> **SELECTED EXTRACT**
· · ·

Now it may be that at first external facts will contradict this. You enter the school and perhaps you find yourself faced with scamps, both boys and girls, who make fun of you. Now you must be so strengthened with such thoughts as we shall here cultivate, that you do not pay any attention to their ridicule but accept it as something perfectly external. Accept it, shall I say, like the external circumstances that when you go out without an umbrella it suddenly begins to rain. Undoubtedly this is an unpleasant surprise. But we usually make a distinction between being ridiculed and being taken by surprise in a shower when we have no umbrella. This distinction must not be made. We must evolve thoughts so strong that the distinction is not made — that we take ridicule like a good shower of rain. If we are permeated by these thoughts and have real faith in them then (perhaps after a week, or a fortnight, or maybe longer still), we shall certainly find that however much the children may laugh at us, we have nevertheless established a relationship with them such as we would wish.
Through what we make of ourselves we must come to this relationship, even in the face of difficulty and resistance. And we must above all become conscious of this first of educational tasks: that we must first make something of ourselves, so that a relationship in thought, an inner spiritual relationship, may hold sway between the teacher and the children. So that we enter the classroom with the conscious thought: this spiritual relationship is present — not only the words, not only all that I say to the children in the way of instruction and admonition, not only my skilfulness in teaching. These are externals which we must certainly cultivate, but we shall only cultivate them rightly if we establish the importance of the relation between the thoughts that fill us and the effects of our teaching on the children, in body and soul.
Our whole conduct and bearing as we teach will not be complete unless we keep this thought in our minds: the human being was born. Thereby the possibility was given him to do what he could not do in the spiritual world. We have to teach and educate first of all so as to give the breathing its right harmony in relation to the spiritual world. The human being could not accomplish the rhythmical alternation between waking and sleeping in the same way in the spiritual world as in the physical world. By education, by teaching, we must regulate this rhythm in such a way that the bodily nature in the human being becomes properly membered with the Soul-Spirit. Needless to say, this is not something that we should have before us as an abstraction, and apply it as such directly to our teaching, but this thought about the human being must be our rule and guide.
This is what I wanted to give you in this present introduction. To-morrow we will begin with the subject of education proper.

· · ·

[Saved data entries]
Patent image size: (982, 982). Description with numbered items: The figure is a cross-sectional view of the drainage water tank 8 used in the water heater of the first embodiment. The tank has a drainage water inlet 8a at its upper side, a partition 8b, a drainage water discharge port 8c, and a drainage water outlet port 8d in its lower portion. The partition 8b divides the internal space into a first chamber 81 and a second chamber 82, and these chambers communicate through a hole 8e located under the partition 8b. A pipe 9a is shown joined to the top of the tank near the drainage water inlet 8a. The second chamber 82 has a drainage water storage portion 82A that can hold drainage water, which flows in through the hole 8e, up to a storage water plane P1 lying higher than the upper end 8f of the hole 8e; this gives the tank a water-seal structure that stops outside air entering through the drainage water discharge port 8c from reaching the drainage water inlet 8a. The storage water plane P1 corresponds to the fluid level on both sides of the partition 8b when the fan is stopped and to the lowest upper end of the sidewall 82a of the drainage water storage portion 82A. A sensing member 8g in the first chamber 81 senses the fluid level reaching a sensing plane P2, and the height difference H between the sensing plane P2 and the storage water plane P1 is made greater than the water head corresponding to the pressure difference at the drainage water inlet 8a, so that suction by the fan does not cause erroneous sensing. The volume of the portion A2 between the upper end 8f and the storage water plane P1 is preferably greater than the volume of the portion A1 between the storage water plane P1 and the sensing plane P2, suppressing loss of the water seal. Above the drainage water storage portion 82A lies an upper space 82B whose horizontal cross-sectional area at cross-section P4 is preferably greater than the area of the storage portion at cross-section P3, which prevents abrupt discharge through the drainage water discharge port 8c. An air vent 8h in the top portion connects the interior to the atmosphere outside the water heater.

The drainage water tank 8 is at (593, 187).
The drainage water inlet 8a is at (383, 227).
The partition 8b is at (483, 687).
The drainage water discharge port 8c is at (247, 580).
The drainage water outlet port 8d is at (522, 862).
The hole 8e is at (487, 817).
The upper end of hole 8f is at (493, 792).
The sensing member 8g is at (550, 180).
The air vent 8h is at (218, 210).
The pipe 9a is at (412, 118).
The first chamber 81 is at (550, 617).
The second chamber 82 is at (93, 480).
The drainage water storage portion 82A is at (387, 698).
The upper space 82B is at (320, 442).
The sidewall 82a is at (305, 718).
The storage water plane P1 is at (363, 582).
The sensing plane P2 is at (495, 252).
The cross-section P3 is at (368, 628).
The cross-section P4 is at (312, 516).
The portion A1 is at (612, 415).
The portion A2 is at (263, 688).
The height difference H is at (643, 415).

· · ·

> **JOBS**
A - According to the lecture on education, with what comparison should a teacher take the children's ridicule?
B - Write the next part of the lecture on education, picking up after its final sentence.

> **RESPONSES TO THE EXERCISE**
A - Like a good shower of rain.

B -
Lecture II
In the future all teaching must be founded on a real psychology — a psychology which has been gained through an anthroposophical knowledge of the world. Of course it has been widely recognised that instruction and education generally must be built up on psychology, and you know that Herbartian pedagogy, for instance, which has influenced great numbers of people, founded its educational standards on Herbartian psychology. Now during the last few centuries and up to recent times there has been something present in the life of man which prevents a real practical psychology from coming into being. This can be traced to the fact that in the age in which we now are, the age of the Consciousness Soul, man has not yet reached the spiritual depth which would enable him to come to a real understanding of the human soul. But those concepts which have been built up in past times in the sphere of psychology — the science of the soul — out of the old knowledge of the fourth Post-Atlantean period, have become more or less devoid of content to-day: they have become mere words. Anyone who takes up psychology or anything to do with psychological concepts will find that there is no longer any real content in the books on the subject. They will have the feeling that psychologists only play with concepts. Who is there to-day for instance who develops a really clear conception of what mental picture or will is? In psychologies and theories of education you can find one definition after another of mental picture and of will, but these definitions will not be able to give you a real mental picture, a real idea, either of mental picture itself or of will. Psychologists have completely failed — owing to an external, historical necessity, it is true — to make any connection between the soul life of the individual human being and the whole universe. They were not in a position to understand how the soul-life of man stands in relation to the whole universe. It is only by perceiving the connection between the individual human being and the whole universe that it is possible to arrive at the idea of the being “man.”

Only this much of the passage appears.